WORK TO BE COMPLETED
Check each line for the string "diagram". Give only the count of lines that have it.

Dataset records
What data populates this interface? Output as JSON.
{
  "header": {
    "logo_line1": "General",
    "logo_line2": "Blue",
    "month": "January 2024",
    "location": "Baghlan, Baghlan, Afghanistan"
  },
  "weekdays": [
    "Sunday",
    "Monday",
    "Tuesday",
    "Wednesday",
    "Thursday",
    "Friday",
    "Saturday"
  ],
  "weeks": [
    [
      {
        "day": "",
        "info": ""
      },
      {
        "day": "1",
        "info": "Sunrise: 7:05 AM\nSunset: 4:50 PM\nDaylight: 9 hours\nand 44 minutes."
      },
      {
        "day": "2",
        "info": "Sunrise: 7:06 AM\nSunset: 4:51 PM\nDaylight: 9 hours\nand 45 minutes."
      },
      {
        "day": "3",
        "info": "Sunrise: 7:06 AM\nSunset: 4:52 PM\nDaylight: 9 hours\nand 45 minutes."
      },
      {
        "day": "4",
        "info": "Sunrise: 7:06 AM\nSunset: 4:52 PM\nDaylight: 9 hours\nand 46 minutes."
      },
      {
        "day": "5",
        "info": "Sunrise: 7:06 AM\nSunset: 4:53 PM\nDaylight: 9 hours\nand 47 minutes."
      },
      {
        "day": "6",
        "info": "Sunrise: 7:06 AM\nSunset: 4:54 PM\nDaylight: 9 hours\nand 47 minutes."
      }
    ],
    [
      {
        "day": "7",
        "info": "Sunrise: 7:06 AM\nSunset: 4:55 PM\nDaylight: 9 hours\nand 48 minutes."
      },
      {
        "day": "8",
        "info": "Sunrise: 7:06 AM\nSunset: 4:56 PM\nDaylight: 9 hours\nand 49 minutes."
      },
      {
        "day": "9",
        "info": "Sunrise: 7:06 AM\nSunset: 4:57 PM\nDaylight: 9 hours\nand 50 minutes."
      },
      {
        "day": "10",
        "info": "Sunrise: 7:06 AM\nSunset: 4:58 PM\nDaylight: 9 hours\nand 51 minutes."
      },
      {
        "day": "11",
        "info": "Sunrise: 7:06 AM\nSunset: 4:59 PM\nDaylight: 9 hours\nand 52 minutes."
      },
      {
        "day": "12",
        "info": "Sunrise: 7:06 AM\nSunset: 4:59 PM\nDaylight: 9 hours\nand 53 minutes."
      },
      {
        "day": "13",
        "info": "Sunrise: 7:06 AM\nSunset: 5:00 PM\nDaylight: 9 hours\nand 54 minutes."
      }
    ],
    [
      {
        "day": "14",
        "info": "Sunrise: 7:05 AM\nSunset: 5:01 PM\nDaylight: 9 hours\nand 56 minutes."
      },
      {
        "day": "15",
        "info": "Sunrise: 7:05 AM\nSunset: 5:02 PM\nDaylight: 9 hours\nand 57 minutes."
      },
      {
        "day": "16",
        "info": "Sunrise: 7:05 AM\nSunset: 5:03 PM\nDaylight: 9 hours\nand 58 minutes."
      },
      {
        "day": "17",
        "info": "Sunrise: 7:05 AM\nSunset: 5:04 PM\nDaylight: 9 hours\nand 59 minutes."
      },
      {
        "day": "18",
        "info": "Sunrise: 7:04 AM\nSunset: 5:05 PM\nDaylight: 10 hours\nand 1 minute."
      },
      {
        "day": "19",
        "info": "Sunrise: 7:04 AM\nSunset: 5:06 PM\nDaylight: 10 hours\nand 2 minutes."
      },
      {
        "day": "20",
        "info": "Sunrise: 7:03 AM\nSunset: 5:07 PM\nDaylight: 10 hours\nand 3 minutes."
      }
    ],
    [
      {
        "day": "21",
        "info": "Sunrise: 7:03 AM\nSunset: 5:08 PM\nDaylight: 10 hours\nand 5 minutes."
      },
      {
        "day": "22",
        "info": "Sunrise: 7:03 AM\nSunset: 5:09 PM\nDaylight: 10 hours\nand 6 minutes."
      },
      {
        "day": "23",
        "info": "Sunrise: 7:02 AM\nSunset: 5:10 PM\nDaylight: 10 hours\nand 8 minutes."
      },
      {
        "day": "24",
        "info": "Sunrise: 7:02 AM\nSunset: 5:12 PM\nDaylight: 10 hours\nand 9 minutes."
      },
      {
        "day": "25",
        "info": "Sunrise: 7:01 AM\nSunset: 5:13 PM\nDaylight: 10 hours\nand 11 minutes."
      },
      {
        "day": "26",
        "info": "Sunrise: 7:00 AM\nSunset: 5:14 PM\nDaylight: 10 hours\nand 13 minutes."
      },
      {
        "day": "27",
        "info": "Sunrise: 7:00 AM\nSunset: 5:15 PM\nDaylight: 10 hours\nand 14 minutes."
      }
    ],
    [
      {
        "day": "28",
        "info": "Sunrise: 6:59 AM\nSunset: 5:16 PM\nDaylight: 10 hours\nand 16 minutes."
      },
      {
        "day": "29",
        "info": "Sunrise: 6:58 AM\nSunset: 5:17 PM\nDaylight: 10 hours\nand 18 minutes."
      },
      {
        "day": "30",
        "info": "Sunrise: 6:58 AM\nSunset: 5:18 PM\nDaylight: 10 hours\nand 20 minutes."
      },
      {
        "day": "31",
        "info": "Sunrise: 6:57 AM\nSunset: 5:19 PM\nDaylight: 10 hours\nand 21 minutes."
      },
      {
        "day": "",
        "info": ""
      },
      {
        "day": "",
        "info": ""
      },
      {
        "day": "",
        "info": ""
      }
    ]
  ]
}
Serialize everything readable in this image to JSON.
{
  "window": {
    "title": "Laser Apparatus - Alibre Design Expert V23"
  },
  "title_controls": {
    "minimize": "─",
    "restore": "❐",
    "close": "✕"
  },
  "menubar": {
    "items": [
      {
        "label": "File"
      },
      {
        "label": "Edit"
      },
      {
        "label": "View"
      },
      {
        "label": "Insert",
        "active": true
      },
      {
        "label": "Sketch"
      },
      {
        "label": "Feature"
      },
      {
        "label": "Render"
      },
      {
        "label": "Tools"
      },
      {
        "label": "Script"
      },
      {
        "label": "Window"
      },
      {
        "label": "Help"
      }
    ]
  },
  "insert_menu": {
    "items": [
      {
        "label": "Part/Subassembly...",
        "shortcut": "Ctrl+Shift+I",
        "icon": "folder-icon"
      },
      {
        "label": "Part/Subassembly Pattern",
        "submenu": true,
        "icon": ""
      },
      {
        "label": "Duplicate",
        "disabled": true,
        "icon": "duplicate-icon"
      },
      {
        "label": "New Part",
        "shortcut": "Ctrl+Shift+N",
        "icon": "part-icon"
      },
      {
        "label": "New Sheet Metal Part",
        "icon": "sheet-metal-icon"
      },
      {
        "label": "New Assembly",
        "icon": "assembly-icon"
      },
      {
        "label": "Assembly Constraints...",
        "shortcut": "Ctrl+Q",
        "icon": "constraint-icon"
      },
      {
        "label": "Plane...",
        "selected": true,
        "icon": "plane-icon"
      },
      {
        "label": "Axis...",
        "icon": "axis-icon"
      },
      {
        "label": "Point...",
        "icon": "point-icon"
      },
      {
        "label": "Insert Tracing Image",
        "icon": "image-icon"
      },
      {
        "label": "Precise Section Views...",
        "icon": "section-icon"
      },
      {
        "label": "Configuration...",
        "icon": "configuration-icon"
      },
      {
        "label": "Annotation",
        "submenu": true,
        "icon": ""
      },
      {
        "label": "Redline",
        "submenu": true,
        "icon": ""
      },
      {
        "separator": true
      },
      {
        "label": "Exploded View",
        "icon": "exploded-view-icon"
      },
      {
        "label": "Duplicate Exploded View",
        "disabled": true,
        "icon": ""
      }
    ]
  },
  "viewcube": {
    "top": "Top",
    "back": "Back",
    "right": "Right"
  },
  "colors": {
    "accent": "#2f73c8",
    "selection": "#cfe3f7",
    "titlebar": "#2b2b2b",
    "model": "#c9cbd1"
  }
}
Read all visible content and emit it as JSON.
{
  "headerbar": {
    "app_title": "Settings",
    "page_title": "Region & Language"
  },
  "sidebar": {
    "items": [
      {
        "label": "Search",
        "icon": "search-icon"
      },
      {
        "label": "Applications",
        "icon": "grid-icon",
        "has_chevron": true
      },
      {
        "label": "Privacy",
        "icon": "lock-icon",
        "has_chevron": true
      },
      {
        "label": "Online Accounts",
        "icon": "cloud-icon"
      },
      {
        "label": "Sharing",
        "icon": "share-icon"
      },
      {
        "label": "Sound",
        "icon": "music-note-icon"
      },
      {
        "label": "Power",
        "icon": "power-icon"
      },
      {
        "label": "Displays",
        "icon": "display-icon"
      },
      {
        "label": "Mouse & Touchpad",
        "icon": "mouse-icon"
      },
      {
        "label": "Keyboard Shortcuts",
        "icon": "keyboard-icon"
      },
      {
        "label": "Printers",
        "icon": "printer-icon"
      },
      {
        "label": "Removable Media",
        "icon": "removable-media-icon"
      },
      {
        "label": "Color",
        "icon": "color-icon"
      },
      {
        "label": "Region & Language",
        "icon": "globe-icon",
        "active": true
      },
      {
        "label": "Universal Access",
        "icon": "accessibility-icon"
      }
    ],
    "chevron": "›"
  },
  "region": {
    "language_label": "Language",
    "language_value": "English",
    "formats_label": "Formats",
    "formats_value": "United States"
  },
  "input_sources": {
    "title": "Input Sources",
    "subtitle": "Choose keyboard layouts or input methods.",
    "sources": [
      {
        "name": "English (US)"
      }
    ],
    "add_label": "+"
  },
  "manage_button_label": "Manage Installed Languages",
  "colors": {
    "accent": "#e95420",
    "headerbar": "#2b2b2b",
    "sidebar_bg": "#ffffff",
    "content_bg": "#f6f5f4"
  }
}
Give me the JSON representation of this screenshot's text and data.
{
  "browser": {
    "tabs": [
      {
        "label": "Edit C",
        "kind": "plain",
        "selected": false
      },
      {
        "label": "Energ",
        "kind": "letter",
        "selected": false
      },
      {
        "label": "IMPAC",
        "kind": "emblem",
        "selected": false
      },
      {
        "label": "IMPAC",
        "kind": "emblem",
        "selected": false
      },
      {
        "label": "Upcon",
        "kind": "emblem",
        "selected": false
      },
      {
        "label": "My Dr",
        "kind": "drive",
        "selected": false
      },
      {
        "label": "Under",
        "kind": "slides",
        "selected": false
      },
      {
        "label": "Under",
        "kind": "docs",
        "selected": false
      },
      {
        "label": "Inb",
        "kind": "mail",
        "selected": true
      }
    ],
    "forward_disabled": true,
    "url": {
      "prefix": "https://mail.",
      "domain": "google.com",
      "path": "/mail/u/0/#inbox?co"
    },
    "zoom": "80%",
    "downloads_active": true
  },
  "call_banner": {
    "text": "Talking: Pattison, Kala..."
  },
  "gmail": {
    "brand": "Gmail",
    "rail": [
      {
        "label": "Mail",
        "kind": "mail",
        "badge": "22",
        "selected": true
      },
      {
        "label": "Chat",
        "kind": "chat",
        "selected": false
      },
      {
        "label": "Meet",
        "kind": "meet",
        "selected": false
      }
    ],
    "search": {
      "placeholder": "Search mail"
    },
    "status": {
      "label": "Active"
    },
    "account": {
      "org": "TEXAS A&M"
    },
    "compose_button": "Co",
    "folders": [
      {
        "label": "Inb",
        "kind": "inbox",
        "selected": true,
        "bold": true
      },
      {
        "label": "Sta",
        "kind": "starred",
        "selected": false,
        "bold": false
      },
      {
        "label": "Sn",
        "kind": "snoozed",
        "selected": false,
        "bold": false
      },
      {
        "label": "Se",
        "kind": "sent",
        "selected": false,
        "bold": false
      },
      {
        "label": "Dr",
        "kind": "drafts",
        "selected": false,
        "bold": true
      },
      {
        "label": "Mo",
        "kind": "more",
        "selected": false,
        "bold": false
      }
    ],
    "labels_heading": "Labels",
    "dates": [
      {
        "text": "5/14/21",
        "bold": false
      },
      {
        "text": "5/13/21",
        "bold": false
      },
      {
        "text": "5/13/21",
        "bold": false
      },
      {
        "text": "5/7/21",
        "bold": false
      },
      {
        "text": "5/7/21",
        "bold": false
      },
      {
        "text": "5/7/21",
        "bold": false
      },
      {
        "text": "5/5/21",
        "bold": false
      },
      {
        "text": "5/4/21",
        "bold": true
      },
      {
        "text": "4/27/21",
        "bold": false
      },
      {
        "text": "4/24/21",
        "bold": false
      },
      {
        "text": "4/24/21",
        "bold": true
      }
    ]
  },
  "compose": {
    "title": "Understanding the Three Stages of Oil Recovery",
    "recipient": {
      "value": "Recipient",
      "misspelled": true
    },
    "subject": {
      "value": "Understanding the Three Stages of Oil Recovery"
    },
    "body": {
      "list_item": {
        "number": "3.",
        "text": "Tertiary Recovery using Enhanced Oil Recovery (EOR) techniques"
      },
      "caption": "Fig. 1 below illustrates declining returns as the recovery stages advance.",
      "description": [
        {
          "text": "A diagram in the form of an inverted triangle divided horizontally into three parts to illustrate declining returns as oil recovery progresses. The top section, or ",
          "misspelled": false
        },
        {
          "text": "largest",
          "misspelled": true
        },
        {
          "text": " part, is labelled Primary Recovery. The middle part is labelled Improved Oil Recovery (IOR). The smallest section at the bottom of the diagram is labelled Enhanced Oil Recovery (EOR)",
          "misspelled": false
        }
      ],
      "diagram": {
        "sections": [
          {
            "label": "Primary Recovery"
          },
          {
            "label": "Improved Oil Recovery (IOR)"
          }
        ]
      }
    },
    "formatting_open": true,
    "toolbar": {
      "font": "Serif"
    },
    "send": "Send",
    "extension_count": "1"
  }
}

PROBLEM SOLUTION
3